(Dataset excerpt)
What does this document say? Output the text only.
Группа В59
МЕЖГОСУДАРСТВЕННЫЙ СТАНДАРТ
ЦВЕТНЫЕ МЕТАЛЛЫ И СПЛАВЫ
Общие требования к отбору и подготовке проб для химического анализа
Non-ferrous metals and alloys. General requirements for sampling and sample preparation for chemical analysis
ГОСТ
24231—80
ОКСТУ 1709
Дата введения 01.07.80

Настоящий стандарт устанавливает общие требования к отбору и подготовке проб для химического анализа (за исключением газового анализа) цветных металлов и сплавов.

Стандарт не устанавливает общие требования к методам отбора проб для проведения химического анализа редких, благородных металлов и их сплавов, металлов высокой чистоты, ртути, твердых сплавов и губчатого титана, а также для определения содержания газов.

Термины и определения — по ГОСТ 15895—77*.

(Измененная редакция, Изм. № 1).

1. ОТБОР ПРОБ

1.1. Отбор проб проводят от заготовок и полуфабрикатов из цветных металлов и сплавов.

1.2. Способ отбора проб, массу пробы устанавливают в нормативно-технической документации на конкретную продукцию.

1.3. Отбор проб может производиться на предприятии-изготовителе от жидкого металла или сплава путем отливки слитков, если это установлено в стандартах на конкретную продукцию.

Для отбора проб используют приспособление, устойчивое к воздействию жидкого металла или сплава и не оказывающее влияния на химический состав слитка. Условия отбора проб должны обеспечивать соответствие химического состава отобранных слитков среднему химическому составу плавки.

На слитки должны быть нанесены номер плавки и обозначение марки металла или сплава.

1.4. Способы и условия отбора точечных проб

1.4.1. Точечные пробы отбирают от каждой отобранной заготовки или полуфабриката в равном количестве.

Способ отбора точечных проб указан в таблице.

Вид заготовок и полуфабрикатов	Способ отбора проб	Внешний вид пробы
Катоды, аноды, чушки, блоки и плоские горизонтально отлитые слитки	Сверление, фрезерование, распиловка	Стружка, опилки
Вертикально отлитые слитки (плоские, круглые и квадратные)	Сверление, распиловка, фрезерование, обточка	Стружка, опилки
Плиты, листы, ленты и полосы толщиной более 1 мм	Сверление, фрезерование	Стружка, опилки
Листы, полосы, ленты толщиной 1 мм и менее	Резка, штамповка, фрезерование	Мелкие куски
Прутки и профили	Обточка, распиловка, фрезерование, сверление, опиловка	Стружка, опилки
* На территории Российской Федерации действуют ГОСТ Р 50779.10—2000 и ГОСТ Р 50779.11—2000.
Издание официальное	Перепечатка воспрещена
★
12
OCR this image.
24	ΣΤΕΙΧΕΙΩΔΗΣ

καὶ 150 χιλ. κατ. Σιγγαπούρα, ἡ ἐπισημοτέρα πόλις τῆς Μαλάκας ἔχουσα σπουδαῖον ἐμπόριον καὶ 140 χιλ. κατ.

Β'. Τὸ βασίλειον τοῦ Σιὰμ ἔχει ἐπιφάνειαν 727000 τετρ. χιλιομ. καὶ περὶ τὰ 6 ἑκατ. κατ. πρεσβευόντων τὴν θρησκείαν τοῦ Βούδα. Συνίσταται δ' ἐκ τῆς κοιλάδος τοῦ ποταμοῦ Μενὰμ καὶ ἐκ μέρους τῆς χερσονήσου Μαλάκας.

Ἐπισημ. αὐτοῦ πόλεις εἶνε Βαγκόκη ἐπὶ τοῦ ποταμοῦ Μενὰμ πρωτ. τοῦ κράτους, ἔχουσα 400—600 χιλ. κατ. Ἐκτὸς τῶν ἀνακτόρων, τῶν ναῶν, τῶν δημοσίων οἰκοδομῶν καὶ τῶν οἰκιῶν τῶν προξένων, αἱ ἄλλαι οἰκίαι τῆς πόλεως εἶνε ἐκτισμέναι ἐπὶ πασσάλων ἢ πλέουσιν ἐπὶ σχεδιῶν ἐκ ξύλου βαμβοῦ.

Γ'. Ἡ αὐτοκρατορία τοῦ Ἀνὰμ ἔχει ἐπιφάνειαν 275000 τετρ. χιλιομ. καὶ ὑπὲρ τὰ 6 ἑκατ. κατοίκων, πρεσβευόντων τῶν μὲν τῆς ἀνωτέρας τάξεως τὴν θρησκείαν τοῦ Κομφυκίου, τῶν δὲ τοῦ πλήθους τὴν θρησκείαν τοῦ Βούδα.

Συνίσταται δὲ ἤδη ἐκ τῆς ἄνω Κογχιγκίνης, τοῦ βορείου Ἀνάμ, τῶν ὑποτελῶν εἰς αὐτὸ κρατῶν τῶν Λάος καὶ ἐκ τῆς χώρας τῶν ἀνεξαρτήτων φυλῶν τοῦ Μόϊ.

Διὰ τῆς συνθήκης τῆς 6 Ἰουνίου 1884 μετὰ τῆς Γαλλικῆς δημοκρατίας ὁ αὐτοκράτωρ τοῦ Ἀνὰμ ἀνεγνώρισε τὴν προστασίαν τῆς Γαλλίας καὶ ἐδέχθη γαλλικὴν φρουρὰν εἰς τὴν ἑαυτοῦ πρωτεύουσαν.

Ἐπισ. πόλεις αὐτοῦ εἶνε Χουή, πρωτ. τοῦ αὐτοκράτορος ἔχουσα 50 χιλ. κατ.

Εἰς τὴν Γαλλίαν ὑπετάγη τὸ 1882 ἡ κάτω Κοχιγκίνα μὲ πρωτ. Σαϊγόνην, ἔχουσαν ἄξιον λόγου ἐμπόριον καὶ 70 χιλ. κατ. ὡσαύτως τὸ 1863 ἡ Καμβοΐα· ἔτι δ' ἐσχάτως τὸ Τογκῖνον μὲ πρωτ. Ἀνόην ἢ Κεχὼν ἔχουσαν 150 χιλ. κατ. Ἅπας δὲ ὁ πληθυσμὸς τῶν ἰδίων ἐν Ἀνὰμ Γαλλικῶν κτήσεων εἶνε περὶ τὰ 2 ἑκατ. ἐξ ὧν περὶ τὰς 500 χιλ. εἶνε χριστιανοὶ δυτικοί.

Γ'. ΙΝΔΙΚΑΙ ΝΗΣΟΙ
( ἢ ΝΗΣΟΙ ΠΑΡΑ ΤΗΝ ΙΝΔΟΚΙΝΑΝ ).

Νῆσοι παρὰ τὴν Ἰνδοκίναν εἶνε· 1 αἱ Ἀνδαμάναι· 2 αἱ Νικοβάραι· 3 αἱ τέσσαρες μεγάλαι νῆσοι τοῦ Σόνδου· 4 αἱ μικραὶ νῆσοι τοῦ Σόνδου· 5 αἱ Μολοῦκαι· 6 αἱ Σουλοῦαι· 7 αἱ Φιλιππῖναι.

■ **Instruction**: Every entry needs to be retyped exactly.

■ **Complete answer**:
What does this document say? Output the text only.
Группа В59
МЕЖГОСУДАРСТВЕННЫЙ СТАНДАРТ
ЦВЕТНЫЕ МЕТАЛЛЫ И СПЛАВЫ
Общие требования к отбору и подготовке проб для химического анализа
Non-ferrous metals and alloys. General requirements for sampling and sample preparation for chemical analysis
ГОСТ
24231—80
ОКСТУ 1709
Дата введения 01.07.80

Настоящий стандарт устанавливает общие требования к отбору и подготовке проб для химического анализа (за исключением газового анализа) цветных металлов и сплавов.

Стандарт не устанавливает общие требования к методам отбора проб для проведения химического анализа редких, благородных металлов и их сплавов, металлов высокой чистоты, ртути, твердых сплавов и губчатого титана, а также для определения содержания газов.

Термины и определения — по ГОСТ 15895—77*.

(Измененная редакция, Изм. № 1).

1. ОТБОР ПРОБ

1.1. Отбор проб проводят от заготовок и полуфабрикатов из цветных металлов и сплавов.

1.2. Способ отбора проб, массу пробы устанавливают в нормативно-технической документации на конкретную продукцию.

1.3. Отбор проб может производиться на предприятии-изготовителе от жидкого металла или сплава путем отливки слитков, если это установлено в стандартах на конкретную продукцию.

Для отбора проб используют приспособление, устойчивое к воздействию жидкого металла или сплава и не оказывающее влияния на химический состав слитка. Условия отбора проб должны обеспечивать соответствие химического состава отобранных слитков среднему химическому составу плавки.

На слитки должны быть нанесены номер плавки и обозначение марки металла или сплава.

1.4. Способы и условия отбора точечных проб

1.4.1. Точечные пробы отбирают от каждой отобранной заготовки или полуфабриката в равном количестве.

Способ отбора точечных проб указан в таблице.

Вид заготовок и полуфабрикатов	Способ отбора проб	Внешний вид пробы
Катоды, аноды, чушки, блоки и плоские горизонтально отлитые слитки	Сверление, фрезерование, распиловка	Стружка, опилки
Вертикально отлитые слитки (плоские, круглые и квадратные)	Сверление, распиловка, фрезерование, обточка	Стружка, опилки
Плиты, листы, ленты и полосы толщиной более 1 мм	Сверление, фрезерование	Стружка, опилки
Листы, полосы, ленты толщиной 1 мм и менее	Резка, штамповка, фрезерование	Мелкие куски
Прутки и профили	Обточка, распиловка, фрезерование, сверление, опиловка	Стружка, опилки
* На территории Российской Федерации действуют ГОСТ Р 50779.10—2000 и ГОСТ Р 50779.11—2000.
Издание официальное	Перепечатка воспрещена
★
12
OCR this image.
24	ΣΤΕΙΧΕΙΩΔΗΣ

καὶ 150 χιλ. κατ. Σιγγαπούρα, ἡ ἐπισημοτέρα πόλις τῆς Μαλάκας ἔχουσα σπουδαῖον ἐμπόριον καὶ 140 χιλ. κατ.

Β'. Τὸ βασίλειον τοῦ Σιὰμ ἔχει ἐπιφάνειαν 727000 τετρ. χιλιομ. καὶ περὶ τὰ 6 ἑκατ. κατ. πρεσβευόντων τὴν θρησκείαν τοῦ Βούδα. Συνίσταται δ' ἐκ τῆς κοιλάδος τοῦ ποταμοῦ Μενὰμ καὶ ἐκ μέρους τῆς χερσονήσου Μαλάκας.

Ἐπισημ. αὐτοῦ πόλεις εἶνε Βαγκόκη ἐπὶ τοῦ ποταμοῦ Μενὰμ πρωτ. τοῦ κράτους, ἔχουσα 400—600 χιλ. κατ. Ἐκτὸς τῶν ἀνακτόρων, τῶν ναῶν, τῶν δημοσίων οἰκοδομῶν καὶ τῶν οἰκιῶν τῶν προξένων, αἱ ἄλλαι οἰκίαι τῆς πόλεως εἶνε ἐκτισμέναι ἐπὶ πασσάλων ἢ πλέουσιν ἐπὶ σχεδιῶν ἐκ ξύλου βαμβοῦ.

Γ'. Ἡ αὐτοκρατορία τοῦ Ἀνὰμ ἔχει ἐπιφάνειαν 275000 τετρ. χιλιομ. καὶ ὑπὲρ τὰ 6 ἑκατ. κατοίκων, πρεσβευόντων τῶν μὲν τῆς ἀνωτέρας τάξεως τὴν θρησκείαν τοῦ Κομφυκίου, τῶν δὲ τοῦ πλήθους τὴν θρησκείαν τοῦ Βούδα.

Συνίσταται δὲ ἤδη ἐκ τῆς ἄνω Κογχιγκίνης, τοῦ βορείου Ἀνάμ, τῶν ὑποτελῶν εἰς αὐτὸ κρατῶν τῶν Λάος καὶ ἐκ τῆς χώρας τῶν ἀνεξαρτήτων φυλῶν τοῦ Μόϊ.

Διὰ τῆς συνθήκης τῆς 6 Ἰουνίου 1884 μετὰ τῆς Γαλλικῆς δημοκρατίας ὁ αὐτοκράτωρ τοῦ Ἀνὰμ ἀνεγνώρισε τὴν προστασίαν τῆς Γαλλίας καὶ ἐδέχθη γαλλικὴν φρουρὰν εἰς τὴν ἑαυτοῦ πρωτεύουσαν.

Ἐπισ. πόλεις αὐτοῦ εἶνε Χουή, πρωτ. τοῦ αὐτοκράτορος ἔχουσα 50 χιλ. κατ.

Εἰς τὴν Γαλλίαν ὑπετάγη τὸ 1882 ἡ κάτω Κοχιγκίνα μὲ πρωτ. Σαϊγόνην, ἔχουσαν ἄξιον λόγου ἐμπόριον καὶ 70 χιλ. κατ. ὡσαύτως τὸ 1863 ἡ Καμβοΐα· ἔτι δ' ἐσχάτως τὸ Τογκῖνον μὲ πρωτ. Ἀνόην ἢ Κεχὼν ἔχουσαν 150 χιλ. κατ. Ἅπας δὲ ὁ πληθυσμὸς τῶν ἰδίων ἐν Ἀνὰμ Γαλλικῶν κτήσεων εἶνε περὶ τὰ 2 ἑκατ. ἐξ ὧν περὶ τὰς 500 χιλ. εἶνε χριστιανοὶ δυτικοί.

Γ'. ΙΝΔΙΚΑΙ ΝΗΣΟΙ
( ἢ ΝΗΣΟΙ ΠΑΡΑ ΤΗΝ ΙΝΔΟΚΙΝΑΝ ).

Νῆσοι παρὰ τὴν Ἰνδοκίναν εἶνε· 1 αἱ Ἀνδαμάναι· 2 αἱ Νικοβάραι· 3 αἱ τέσσαρες μεγάλαι νῆσοι τοῦ Σόνδου· 4 αἱ μικραὶ νῆσοι τοῦ Σόνδου· 5 αἱ Μολοῦκαι· 6 αἱ Σουλοῦαι· 7 αἱ Φιλιππῖναι.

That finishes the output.